═══ LISTING ═══

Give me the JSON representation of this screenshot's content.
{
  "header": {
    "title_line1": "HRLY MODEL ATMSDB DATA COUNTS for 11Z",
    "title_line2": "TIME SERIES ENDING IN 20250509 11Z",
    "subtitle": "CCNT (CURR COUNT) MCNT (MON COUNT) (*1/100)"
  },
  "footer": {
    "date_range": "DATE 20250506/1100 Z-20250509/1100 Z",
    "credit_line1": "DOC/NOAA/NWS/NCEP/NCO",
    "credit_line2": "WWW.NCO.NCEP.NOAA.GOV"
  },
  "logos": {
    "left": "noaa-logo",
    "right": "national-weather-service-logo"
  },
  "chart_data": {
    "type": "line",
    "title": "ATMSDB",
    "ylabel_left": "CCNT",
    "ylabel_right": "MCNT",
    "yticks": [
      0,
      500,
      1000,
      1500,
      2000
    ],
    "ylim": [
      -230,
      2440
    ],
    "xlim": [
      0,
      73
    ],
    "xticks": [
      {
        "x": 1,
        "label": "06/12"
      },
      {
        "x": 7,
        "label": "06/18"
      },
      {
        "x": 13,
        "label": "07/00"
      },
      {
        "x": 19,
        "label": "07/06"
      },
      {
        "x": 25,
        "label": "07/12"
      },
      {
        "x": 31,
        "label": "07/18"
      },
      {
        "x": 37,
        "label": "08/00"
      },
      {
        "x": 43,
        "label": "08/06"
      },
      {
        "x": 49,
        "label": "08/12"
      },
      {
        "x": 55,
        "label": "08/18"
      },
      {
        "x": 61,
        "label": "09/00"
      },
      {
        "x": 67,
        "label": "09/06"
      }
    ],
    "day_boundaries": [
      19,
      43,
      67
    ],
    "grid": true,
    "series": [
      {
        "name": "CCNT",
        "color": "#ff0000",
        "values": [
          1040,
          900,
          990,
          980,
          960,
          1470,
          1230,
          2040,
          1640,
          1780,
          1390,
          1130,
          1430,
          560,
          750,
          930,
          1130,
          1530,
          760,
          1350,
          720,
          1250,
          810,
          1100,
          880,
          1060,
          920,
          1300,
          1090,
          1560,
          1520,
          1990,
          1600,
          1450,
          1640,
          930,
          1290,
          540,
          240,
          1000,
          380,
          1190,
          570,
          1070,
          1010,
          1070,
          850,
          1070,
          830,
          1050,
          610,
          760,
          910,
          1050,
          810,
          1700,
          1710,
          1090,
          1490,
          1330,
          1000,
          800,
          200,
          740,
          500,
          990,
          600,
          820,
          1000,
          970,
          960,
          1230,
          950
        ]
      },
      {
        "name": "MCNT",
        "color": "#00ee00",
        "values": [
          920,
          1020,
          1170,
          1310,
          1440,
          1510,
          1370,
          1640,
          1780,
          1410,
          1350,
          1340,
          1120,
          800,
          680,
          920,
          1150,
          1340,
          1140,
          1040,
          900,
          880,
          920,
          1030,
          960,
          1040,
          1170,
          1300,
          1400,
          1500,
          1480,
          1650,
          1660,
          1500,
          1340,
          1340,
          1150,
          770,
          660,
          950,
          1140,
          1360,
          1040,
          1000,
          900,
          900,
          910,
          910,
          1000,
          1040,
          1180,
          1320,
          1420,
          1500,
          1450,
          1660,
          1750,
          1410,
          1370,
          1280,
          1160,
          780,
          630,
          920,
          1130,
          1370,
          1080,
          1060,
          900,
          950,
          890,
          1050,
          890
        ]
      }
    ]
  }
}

═══

▶ GIVEN INSTRUCTION:
Write out every line from the records above, word for word.

▶ COMPLETED EXERCISE:
Give me the JSON representation of this screenshot's content.
{
  "header": {
    "title_line1": "HRLY MODEL ATMSDB DATA COUNTS for 11Z",
    "title_line2": "TIME SERIES ENDING IN 20250509 11Z",
    "subtitle": "CCNT (CURR COUNT) MCNT (MON COUNT) (*1/100)"
  },
  "footer": {
    "date_range": "DATE 20250506/1100 Z-20250509/1100 Z",
    "credit_line1": "DOC/NOAA/NWS/NCEP/NCO",
    "credit_line2": "WWW.NCO.NCEP.NOAA.GOV"
  },
  "logos": {
    "left": "noaa-logo",
    "right": "national-weather-service-logo"
  },
  "chart_data": {
    "type": "line",
    "title": "ATMSDB",
    "ylabel_left": "CCNT",
    "ylabel_right": "MCNT",
    "yticks": [
      0,
      500,
      1000,
      1500,
      2000
    ],
    "ylim": [
      -230,
      2440
    ],
    "xlim": [
      0,
      73
    ],
    "xticks": [
      {
        "x": 1,
        "label": "06/12"
      },
      {
        "x": 7,
        "label": "06/18"
      },
      {
        "x": 13,
        "label": "07/00"
      },
      {
        "x": 19,
        "label": "07/06"
      },
      {
        "x": 25,
        "label": "07/12"
      },
      {
        "x": 31,
        "label": "07/18"
      },
      {
        "x": 37,
        "label": "08/00"
      },
      {
        "x": 43,
        "label": "08/06"
      },
      {
        "x": 49,
        "label": "08/12"
      },
      {
        "x": 55,
        "label": "08/18"
      },
      {
        "x": 61,
        "label": "09/00"
      },
      {
        "x": 67,
        "label": "09/06"
      }
    ],
    "day_boundaries": [
      19,
      43,
      67
    ],
    "grid": true,
    "series": [
      {
        "name": "CCNT",
        "color": "#ff0000",
        "values": [
          1040,
          900,
          990,
          980,
          960,
          1470,
          1230,
          2040,
          1640,
          1780,
          1390,
          1130,
          1430,
          560,
          750,
          930,
          1130,
          1530,
          760,
          1350,
          720,
          1250,
          810,
          1100,
          880,
          1060,
          920,
          1300,
          1090,
          1560,
          1520,
          1990,
          1600,
          1450,
          1640,
          930,
          1290,
          540,
          240,
          1000,
          380,
          1190,
          570,
          1070,
          1010,
          1070,
          850,
          1070,
          830,
          1050,
          610,
          760,
          910,
          1050,
          810,
          1700,
          1710,
          1090,
          1490,
          1330,
          1000,
          800,
          200,
          740,
          500,
          990,
          600,
          820,
          1000,
          970,
          960,
          1230,
          950
        ]
      },
      {
        "name": "MCNT",
        "color": "#00ee00",
        "values": [
          920,
          1020,
          1170,
          1310,
          1440,
          1510,
          1370,
          1640,
          1780,
          1410,
          1350,
          1340,
          1120,
          800,
          680,
          920,
          1150,
          1340,
          1140,
          1040,
          900,
          880,
          920,
          1030,
          960,
          1040,
          1170,
          1300,
          1400,
          1500,
          1480,
          1650,
          1660,
          1500,
          1340,
          1340,
          1150,
          770,
          660,
          950,
          1140,
          1360,
          1040,
          1000,
          900,
          900,
          910,
          910,
          1000,
          1040,
          1180,
          1320,
          1420,
          1500,
          1450,
          1660,
          1750,
          1410,
          1370,
          1280,
          1160,
          780,
          630,
          920,
          1130,
          1370,
          1080,
          1060,
          900,
          950,
          890,
          1050,
          890
        ]
      }
    ]
  }
}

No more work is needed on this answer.